Copy out every line in the entries below that includes "Kennedy".

[Stored data]
((

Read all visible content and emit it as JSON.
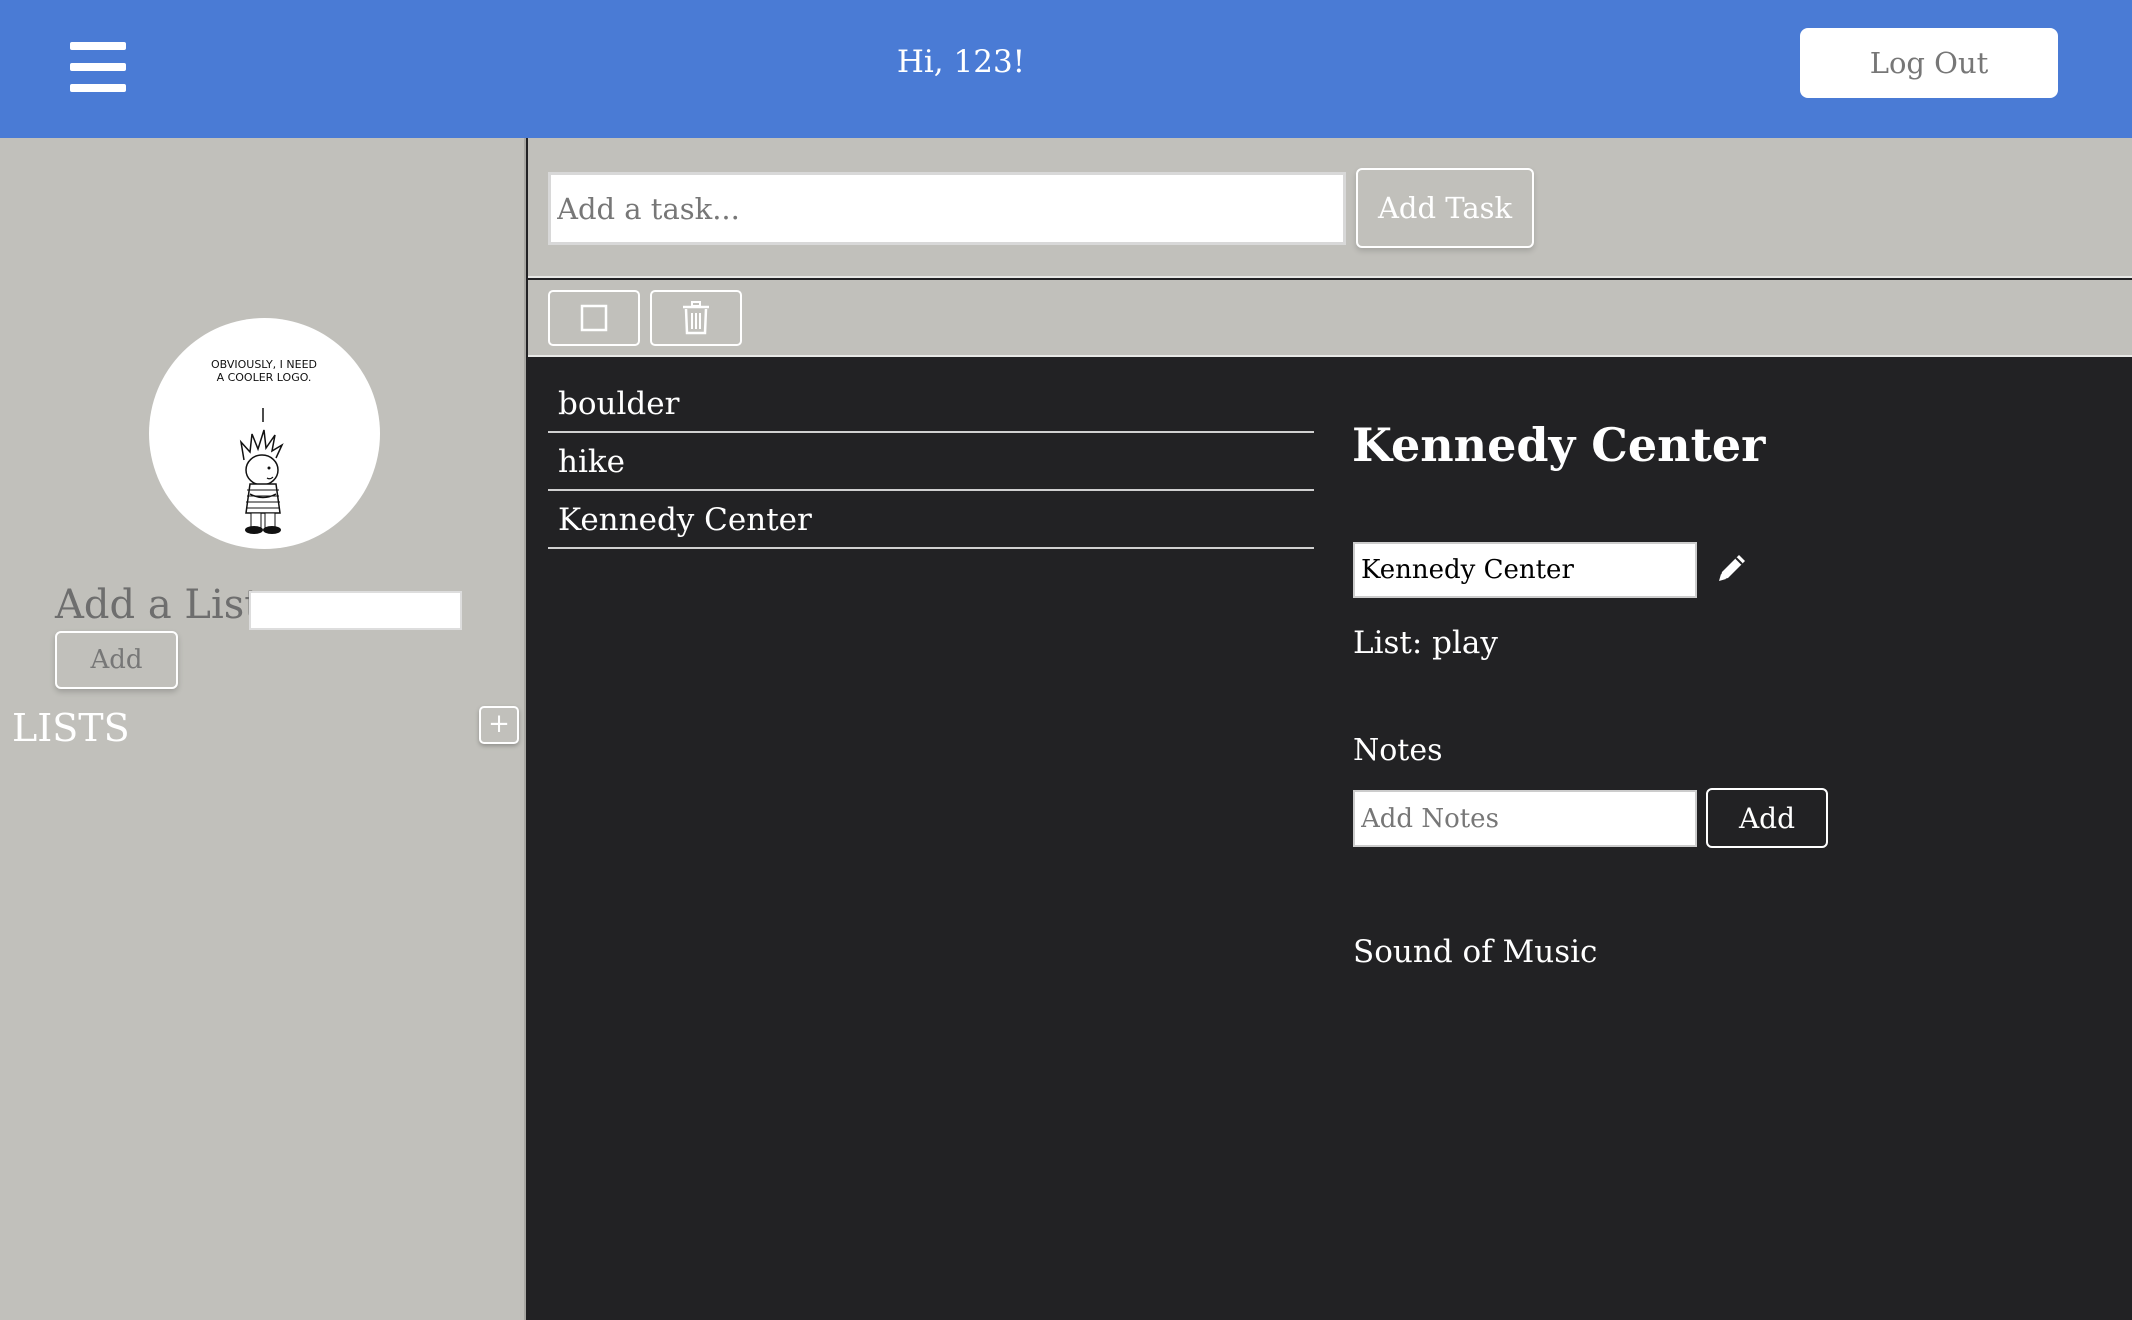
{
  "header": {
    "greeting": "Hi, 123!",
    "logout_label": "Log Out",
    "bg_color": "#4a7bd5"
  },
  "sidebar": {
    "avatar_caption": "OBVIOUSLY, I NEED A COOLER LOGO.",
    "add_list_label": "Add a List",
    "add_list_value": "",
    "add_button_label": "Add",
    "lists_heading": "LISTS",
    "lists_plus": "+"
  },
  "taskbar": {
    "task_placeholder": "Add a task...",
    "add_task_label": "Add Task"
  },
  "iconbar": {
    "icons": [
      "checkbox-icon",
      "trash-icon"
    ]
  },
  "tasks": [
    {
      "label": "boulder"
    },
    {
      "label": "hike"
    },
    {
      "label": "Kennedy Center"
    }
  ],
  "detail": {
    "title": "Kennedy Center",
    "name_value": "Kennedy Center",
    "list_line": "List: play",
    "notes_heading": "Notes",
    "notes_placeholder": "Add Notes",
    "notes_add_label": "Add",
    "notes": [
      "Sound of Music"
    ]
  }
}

))

ANSWER TO THE PROBLEM:
      "label": "Kennedy Center"
    "title": "Kennedy Center",
    "name_value": "Kennedy Center",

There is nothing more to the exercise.